--- begin ---

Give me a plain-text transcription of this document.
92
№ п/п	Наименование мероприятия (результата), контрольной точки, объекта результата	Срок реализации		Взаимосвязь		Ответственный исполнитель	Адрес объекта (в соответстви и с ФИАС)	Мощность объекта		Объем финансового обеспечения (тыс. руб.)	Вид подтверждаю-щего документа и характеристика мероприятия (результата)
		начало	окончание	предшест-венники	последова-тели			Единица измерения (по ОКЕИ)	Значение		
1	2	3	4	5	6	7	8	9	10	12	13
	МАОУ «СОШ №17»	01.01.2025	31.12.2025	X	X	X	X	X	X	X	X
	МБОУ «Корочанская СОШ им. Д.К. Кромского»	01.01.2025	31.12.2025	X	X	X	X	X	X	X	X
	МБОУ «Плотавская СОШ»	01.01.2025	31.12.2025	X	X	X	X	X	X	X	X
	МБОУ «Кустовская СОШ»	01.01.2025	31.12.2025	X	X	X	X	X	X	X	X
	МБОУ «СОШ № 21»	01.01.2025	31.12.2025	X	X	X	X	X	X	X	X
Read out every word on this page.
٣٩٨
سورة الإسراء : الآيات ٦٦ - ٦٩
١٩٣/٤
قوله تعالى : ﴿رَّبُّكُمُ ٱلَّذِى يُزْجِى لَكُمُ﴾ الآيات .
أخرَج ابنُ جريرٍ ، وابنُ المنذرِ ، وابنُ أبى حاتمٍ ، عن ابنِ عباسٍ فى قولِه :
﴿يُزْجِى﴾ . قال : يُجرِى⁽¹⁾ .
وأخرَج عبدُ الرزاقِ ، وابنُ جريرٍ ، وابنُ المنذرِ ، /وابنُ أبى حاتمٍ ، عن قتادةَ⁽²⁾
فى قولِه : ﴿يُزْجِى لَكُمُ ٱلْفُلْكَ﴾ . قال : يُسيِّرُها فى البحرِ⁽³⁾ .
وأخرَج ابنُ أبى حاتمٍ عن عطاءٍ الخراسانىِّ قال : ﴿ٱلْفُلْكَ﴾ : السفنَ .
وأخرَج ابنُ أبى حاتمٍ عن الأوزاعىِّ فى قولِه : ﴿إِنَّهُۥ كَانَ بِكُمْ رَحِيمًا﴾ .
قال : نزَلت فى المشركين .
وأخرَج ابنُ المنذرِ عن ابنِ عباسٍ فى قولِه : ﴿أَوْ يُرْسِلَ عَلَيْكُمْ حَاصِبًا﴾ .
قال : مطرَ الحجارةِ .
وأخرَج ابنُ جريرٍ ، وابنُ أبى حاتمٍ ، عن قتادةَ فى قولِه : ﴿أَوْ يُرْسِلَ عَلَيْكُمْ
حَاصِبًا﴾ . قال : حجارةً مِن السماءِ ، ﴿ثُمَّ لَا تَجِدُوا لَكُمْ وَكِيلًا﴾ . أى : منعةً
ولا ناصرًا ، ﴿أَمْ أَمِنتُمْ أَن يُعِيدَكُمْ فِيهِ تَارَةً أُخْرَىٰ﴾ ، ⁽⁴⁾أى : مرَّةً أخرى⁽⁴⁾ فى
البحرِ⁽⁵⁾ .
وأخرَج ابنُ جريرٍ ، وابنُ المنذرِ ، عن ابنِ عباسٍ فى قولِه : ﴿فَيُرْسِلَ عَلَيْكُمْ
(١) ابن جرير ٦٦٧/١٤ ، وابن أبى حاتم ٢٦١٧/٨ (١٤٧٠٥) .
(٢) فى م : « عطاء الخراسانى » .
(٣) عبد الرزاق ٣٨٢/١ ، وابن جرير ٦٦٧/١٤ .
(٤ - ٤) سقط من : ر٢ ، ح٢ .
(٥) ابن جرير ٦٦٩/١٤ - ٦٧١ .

--- end ---

§ EXERCISE PROMPT
Reproduce the full set of records precisely.

§ SOLUTION TO THE PROBLEM
Give me a plain-text transcription of this document.
92
№ п/п	Наименование мероприятия (результата), контрольной точки, объекта результата	Срок реализации		Взаимосвязь		Ответственный исполнитель	Адрес объекта (в соответстви и с ФИАС)	Мощность объекта		Объем финансового обеспечения (тыс. руб.)	Вид подтверждаю-щего документа и характеристика мероприятия (результата)
		начало	окончание	предшест-венники	последова-тели			Единица измерения (по ОКЕИ)	Значение		
1	2	3	4	5	6	7	8	9	10	12	13
	МАОУ «СОШ №17»	01.01.2025	31.12.2025	X	X	X	X	X	X	X	X
	МБОУ «Корочанская СОШ им. Д.К. Кромского»	01.01.2025	31.12.2025	X	X	X	X	X	X	X	X
	МБОУ «Плотавская СОШ»	01.01.2025	31.12.2025	X	X	X	X	X	X	X	X
	МБОУ «Кустовская СОШ»	01.01.2025	31.12.2025	X	X	X	X	X	X	X	X
	МБОУ «СОШ № 21»	01.01.2025	31.12.2025	X	X	X	X	X	X	X	X
Read out every word on this page.
٣٩٨
سورة الإسراء : الآيات ٦٦ - ٦٩
١٩٣/٤
قوله تعالى : ﴿رَّبُّكُمُ ٱلَّذِى يُزْجِى لَكُمُ﴾ الآيات .
أخرَج ابنُ جريرٍ ، وابنُ المنذرِ ، وابنُ أبى حاتمٍ ، عن ابنِ عباسٍ فى قولِه :
﴿يُزْجِى﴾ . قال : يُجرِى⁽¹⁾ .
وأخرَج عبدُ الرزاقِ ، وابنُ جريرٍ ، وابنُ المنذرِ ، /وابنُ أبى حاتمٍ ، عن قتادةَ⁽²⁾
فى قولِه : ﴿يُزْجِى لَكُمُ ٱلْفُلْكَ﴾ . قال : يُسيِّرُها فى البحرِ⁽³⁾ .
وأخرَج ابنُ أبى حاتمٍ عن عطاءٍ الخراسانىِّ قال : ﴿ٱلْفُلْكَ﴾ : السفنَ .
وأخرَج ابنُ أبى حاتمٍ عن الأوزاعىِّ فى قولِه : ﴿إِنَّهُۥ كَانَ بِكُمْ رَحِيمًا﴾ .
قال : نزَلت فى المشركين .
وأخرَج ابنُ المنذرِ عن ابنِ عباسٍ فى قولِه : ﴿أَوْ يُرْسِلَ عَلَيْكُمْ حَاصِبًا﴾ .
قال : مطرَ الحجارةِ .
وأخرَج ابنُ جريرٍ ، وابنُ أبى حاتمٍ ، عن قتادةَ فى قولِه : ﴿أَوْ يُرْسِلَ عَلَيْكُمْ
حَاصِبًا﴾ . قال : حجارةً مِن السماءِ ، ﴿ثُمَّ لَا تَجِدُوا لَكُمْ وَكِيلًا﴾ . أى : منعةً
ولا ناصرًا ، ﴿أَمْ أَمِنتُمْ أَن يُعِيدَكُمْ فِيهِ تَارَةً أُخْرَىٰ﴾ ، ⁽⁴⁾أى : مرَّةً أخرى⁽⁴⁾ فى
البحرِ⁽⁵⁾ .
وأخرَج ابنُ جريرٍ ، وابنُ المنذرِ ، عن ابنِ عباسٍ فى قولِه : ﴿فَيُرْسِلَ عَلَيْكُمْ
(١) ابن جرير ٦٦٧/١٤ ، وابن أبى حاتم ٢٦١٧/٨ (١٤٧٠٥) .
(٢) فى م : « عطاء الخراسانى » .
(٣) عبد الرزاق ٣٨٢/١ ، وابن جرير ٦٦٧/١٤ .
(٤ - ٤) سقط من : ر٢ ، ح٢ .
(٥) ابن جرير ٦٦٩/١٤ - ٦٧١ .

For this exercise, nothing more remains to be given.